* _Set problem_
Please identify each line in the listing below that contains the string "Porcentaje", and copy every such line in full.

[Begin Recorded data]

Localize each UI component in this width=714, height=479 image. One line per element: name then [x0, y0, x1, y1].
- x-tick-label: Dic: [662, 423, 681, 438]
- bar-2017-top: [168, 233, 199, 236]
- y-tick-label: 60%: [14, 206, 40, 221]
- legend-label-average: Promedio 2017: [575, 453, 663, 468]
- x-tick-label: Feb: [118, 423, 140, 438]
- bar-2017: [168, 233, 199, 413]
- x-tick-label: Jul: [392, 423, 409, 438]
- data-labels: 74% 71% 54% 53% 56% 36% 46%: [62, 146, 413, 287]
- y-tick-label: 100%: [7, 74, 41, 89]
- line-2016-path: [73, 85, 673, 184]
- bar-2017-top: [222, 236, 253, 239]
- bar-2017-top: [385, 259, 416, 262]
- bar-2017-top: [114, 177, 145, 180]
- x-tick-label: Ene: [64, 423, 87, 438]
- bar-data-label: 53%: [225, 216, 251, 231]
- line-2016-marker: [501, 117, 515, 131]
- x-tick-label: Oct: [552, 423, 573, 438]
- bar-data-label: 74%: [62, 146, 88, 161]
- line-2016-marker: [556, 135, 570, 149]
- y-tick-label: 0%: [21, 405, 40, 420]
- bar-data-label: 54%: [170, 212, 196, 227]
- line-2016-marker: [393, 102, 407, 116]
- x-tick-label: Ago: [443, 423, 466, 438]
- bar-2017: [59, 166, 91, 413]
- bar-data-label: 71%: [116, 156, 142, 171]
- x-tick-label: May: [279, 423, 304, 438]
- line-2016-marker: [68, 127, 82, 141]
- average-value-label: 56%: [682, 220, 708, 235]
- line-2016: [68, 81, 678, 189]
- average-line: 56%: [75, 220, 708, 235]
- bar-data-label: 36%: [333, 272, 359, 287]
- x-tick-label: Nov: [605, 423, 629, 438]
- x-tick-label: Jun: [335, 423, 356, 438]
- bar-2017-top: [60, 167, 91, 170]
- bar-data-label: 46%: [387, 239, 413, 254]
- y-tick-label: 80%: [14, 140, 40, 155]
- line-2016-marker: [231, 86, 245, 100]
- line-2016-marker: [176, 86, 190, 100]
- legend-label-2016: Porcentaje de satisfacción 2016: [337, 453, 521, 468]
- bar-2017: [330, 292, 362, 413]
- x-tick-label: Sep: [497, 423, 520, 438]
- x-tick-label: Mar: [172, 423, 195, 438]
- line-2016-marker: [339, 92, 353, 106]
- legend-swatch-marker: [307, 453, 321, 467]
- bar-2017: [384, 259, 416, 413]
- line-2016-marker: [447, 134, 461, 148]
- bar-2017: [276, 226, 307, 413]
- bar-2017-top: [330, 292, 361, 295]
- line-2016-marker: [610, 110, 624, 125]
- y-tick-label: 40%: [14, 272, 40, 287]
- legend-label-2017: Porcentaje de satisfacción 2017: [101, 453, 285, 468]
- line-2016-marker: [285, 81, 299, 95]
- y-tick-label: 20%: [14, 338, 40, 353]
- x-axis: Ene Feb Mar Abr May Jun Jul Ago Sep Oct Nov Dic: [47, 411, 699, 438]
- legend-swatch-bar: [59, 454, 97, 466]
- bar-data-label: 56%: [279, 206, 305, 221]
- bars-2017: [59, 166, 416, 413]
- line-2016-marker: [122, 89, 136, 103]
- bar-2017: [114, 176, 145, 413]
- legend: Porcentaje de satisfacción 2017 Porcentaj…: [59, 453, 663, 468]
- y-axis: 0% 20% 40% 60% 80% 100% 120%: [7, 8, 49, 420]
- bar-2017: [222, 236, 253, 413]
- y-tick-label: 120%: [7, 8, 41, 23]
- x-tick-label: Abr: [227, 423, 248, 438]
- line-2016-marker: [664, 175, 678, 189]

[End Recorded data]

* _Written answer_
- legend-label-2016: Porcentaje de satisfacción 2016: [337, 453, 521, 468]
- legend-label-2017: Porcentaje de satisfacción 2017: [101, 453, 285, 468]
- legend: Porcentaje de satisfacción 2017 Porcentaj…: [59, 453, 663, 468]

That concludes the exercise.